> **Set exercise**
Arrange the material from its first line through the line containing "circle-icon [28, 421, 45, 439]", both ends included, as a numbered list with any blank lines left out.
-- begin Materials provided --
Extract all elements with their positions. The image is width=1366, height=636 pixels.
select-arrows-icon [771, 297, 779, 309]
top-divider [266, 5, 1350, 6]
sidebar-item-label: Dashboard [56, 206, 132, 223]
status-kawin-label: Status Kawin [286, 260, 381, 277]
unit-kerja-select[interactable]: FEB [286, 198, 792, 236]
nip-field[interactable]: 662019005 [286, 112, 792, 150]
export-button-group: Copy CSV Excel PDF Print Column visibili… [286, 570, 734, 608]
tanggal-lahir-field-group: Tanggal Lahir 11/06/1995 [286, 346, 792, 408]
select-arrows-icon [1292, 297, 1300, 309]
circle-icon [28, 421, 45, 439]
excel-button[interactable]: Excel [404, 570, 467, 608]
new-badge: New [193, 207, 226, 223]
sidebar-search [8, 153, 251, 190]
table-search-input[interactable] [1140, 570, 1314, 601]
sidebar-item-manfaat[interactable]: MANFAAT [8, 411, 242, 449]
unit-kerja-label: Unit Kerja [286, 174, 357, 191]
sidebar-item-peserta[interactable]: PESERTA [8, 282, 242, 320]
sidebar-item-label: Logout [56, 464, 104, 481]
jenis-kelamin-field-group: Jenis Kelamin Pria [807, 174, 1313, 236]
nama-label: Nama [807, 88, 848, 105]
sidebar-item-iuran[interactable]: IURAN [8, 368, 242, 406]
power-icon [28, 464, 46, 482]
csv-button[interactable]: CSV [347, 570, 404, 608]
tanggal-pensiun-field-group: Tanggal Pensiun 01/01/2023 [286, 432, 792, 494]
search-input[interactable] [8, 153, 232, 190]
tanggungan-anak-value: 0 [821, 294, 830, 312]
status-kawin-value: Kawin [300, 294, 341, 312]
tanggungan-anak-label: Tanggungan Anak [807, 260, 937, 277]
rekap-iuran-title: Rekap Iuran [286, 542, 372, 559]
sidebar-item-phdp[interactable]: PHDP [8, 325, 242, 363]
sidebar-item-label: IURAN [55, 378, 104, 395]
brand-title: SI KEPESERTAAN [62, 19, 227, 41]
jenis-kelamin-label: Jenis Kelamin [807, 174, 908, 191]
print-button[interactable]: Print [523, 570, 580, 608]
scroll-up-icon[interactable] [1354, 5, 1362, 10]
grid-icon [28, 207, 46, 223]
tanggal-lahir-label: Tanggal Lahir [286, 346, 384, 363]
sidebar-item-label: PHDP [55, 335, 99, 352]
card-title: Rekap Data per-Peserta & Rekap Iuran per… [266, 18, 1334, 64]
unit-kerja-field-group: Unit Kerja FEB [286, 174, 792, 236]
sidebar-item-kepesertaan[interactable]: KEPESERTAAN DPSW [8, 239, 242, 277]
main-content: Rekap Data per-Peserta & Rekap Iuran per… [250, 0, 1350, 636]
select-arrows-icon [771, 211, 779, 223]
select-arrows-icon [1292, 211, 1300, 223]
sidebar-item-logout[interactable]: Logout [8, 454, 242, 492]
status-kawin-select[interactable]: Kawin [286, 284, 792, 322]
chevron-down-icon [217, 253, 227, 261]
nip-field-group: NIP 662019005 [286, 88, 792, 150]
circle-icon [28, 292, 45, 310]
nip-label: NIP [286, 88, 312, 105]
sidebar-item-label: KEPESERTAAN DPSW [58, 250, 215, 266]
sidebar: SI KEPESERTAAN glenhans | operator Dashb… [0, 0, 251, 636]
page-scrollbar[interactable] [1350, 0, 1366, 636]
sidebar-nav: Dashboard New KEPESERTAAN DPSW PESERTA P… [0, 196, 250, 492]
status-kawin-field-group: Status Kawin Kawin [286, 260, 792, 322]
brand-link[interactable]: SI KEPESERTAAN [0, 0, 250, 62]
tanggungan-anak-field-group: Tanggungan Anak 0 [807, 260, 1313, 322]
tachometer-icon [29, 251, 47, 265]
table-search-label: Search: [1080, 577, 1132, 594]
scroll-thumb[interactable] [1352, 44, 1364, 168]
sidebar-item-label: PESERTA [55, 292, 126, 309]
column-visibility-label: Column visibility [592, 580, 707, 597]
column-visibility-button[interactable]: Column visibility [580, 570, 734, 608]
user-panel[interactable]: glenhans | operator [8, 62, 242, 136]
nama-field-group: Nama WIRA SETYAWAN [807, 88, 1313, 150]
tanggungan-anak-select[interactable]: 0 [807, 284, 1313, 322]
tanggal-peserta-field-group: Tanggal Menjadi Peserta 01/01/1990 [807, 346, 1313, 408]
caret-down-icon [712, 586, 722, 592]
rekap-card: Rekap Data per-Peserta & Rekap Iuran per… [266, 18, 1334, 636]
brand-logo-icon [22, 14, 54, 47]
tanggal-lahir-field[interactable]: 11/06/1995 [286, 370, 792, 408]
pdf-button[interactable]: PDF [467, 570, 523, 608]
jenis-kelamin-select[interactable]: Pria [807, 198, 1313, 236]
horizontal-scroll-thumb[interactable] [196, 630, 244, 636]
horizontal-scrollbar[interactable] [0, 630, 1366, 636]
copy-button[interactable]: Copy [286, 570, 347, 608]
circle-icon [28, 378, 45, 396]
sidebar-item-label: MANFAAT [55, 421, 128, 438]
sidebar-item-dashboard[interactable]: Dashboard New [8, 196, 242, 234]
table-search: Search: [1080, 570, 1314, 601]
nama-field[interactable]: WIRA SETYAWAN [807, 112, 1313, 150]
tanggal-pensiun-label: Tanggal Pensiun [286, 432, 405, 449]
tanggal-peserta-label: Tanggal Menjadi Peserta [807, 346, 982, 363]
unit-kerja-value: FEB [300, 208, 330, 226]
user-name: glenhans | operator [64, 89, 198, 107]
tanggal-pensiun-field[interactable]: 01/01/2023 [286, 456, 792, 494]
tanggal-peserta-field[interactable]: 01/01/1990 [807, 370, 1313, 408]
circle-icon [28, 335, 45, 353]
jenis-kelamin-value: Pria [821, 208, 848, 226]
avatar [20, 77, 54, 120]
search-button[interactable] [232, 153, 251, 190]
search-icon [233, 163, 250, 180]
-- end Materials provided --
> **Response below**
1. Extract all elements with their positions. The image is width=1366, height=636 pixels.
2. select-arrows-icon [771, 297, 779, 309]
3. top-divider [266, 5, 1350, 6]
4. sidebar-item-label: Dashboard [56, 206, 132, 223]
5. status-kawin-label: Status Kawin [286, 260, 381, 277]
6. unit-kerja-select[interactable]: FEB [286, 198, 792, 236]
7. nip-field[interactable]: 662019005 [286, 112, 792, 150]
8. export-button-group: Copy CSV Excel PDF Print Column visibili… [286, 570, 734, 608]
9. tanggal-lahir-field-group: Tanggal Lahir 11/06/1995 [286, 346, 792, 408]
10. select-arrows-icon [1292, 297, 1300, 309]
11. circle-icon [28, 421, 45, 439]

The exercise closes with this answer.